» What is needed
Your task is to output the data exactly as it stands.

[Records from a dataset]
-----
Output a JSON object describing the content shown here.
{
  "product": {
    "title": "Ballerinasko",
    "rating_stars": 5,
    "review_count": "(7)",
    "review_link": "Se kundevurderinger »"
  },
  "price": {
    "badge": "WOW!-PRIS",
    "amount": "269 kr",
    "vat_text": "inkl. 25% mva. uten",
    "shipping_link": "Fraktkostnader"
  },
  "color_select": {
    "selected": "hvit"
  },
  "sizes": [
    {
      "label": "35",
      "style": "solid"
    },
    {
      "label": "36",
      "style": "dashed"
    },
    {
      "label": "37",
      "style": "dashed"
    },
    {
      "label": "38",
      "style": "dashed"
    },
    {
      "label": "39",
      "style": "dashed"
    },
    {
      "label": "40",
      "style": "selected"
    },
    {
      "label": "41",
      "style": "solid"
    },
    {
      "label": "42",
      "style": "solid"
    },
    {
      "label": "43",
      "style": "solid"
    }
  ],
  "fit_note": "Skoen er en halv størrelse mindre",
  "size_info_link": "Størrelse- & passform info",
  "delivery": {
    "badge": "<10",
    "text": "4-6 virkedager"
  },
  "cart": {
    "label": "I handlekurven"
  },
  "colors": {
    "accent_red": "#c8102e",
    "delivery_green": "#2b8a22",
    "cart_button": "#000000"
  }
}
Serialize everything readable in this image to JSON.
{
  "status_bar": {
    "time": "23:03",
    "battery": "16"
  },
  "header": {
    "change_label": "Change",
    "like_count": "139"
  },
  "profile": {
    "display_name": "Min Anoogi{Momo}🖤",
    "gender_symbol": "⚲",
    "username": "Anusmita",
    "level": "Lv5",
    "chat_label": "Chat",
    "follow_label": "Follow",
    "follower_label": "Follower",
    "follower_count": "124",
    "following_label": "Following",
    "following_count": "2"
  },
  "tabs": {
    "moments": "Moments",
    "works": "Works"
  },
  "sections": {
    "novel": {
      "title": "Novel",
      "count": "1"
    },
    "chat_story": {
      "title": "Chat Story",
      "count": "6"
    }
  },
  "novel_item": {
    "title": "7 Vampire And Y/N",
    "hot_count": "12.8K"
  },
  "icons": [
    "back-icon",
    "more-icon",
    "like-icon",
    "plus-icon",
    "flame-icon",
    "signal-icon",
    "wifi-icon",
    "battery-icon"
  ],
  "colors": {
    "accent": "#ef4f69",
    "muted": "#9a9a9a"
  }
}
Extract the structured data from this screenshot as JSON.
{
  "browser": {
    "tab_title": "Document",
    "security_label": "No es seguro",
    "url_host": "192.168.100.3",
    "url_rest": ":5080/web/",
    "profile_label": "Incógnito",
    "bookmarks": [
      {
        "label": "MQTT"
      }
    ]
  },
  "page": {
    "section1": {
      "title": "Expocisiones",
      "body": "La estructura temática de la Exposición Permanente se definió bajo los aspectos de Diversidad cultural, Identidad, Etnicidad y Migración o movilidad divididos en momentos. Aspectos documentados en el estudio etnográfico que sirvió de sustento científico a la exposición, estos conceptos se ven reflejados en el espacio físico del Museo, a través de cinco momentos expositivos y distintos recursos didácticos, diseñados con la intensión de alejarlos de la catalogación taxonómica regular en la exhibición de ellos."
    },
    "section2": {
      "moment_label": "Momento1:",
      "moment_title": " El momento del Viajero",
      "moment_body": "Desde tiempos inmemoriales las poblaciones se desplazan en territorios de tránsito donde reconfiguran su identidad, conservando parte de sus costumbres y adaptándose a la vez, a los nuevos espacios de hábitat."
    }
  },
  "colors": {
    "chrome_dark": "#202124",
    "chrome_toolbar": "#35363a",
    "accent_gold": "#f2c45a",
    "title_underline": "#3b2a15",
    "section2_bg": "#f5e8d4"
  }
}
-----
» Completed exercise
Output a JSON object describing the content shown here.
{
  "product": {
    "title": "Ballerinasko",
    "rating_stars": 5,
    "review_count": "(7)",
    "review_link": "Se kundevurderinger »"
  },
  "price": {
    "badge": "WOW!-PRIS",
    "amount": "269 kr",
    "vat_text": "inkl. 25% mva. uten",
    "shipping_link": "Fraktkostnader"
  },
  "color_select": {
    "selected": "hvit"
  },
  "sizes": [
    {
      "label": "35",
      "style": "solid"
    },
    {
      "label": "36",
      "style": "dashed"
    },
    {
      "label": "37",
      "style": "dashed"
    },
    {
      "label": "38",
      "style": "dashed"
    },
    {
      "label": "39",
      "style": "dashed"
    },
    {
      "label": "40",
      "style": "selected"
    },
    {
      "label": "41",
      "style": "solid"
    },
    {
      "label": "42",
      "style": "solid"
    },
    {
      "label": "43",
      "style": "solid"
    }
  ],
  "fit_note": "Skoen er en halv størrelse mindre",
  "size_info_link": "Størrelse- & passform info",
  "delivery": {
    "badge": "<10",
    "text": "4-6 virkedager"
  },
  "cart": {
    "label": "I handlekurven"
  },
  "colors": {
    "accent_red": "#c8102e",
    "delivery_green": "#2b8a22",
    "cart_button": "#000000"
  }
}
Serialize everything readable in this image to JSON.
{
  "status_bar": {
    "time": "23:03",
    "battery": "16"
  },
  "header": {
    "change_label": "Change",
    "like_count": "139"
  },
  "profile": {
    "display_name": "Min Anoogi{Momo}🖤",
    "gender_symbol": "⚲",
    "username": "Anusmita",
    "level": "Lv5",
    "chat_label": "Chat",
    "follow_label": "Follow",
    "follower_label": "Follower",
    "follower_count": "124",
    "following_label": "Following",
    "following_count": "2"
  },
  "tabs": {
    "moments": "Moments",
    "works": "Works"
  },
  "sections": {
    "novel": {
      "title": "Novel",
      "count": "1"
    },
    "chat_story": {
      "title": "Chat Story",
      "count": "6"
    }
  },
  "novel_item": {
    "title": "7 Vampire And Y/N",
    "hot_count": "12.8K"
  },
  "icons": [
    "back-icon",
    "more-icon",
    "like-icon",
    "plus-icon",
    "flame-icon",
    "signal-icon",
    "wifi-icon",
    "battery-icon"
  ],
  "colors": {
    "accent": "#ef4f69",
    "muted": "#9a9a9a"
  }
}
Extract the structured data from this screenshot as JSON.
{
  "browser": {
    "tab_title": "Document",
    "security_label": "No es seguro",
    "url_host": "192.168.100.3",
    "url_rest": ":5080/web/",
    "profile_label": "Incógnito",
    "bookmarks": [
      {
        "label": "MQTT"
      }
    ]
  },
  "page": {
    "section1": {
      "title": "Expocisiones",
      "body": "La estructura temática de la Exposición Permanente se definió bajo los aspectos de Diversidad cultural, Identidad, Etnicidad y Migración o movilidad divididos en momentos. Aspectos documentados en el estudio etnográfico que sirvió de sustento científico a la exposición, estos conceptos se ven reflejados en el espacio físico del Museo, a través de cinco momentos expositivos y distintos recursos didácticos, diseñados con la intensión de alejarlos de la catalogación taxonómica regular en la exhibición de ellos."
    },
    "section2": {
      "moment_label": "Momento1:",
      "moment_title": " El momento del Viajero",
      "moment_body": "Desde tiempos inmemoriales las poblaciones se desplazan en territorios de tránsito donde reconfiguran su identidad, conservando parte de sus costumbres y adaptándose a la vez, a los nuevos espacios de hábitat."
    }
  },
  "colors": {
    "chrome_dark": "#202124",
    "chrome_toolbar": "#35363a",
    "accent_gold": "#f2c45a",
    "title_underline": "#3b2a15",
    "section2_bg": "#f5e8d4"
  }
}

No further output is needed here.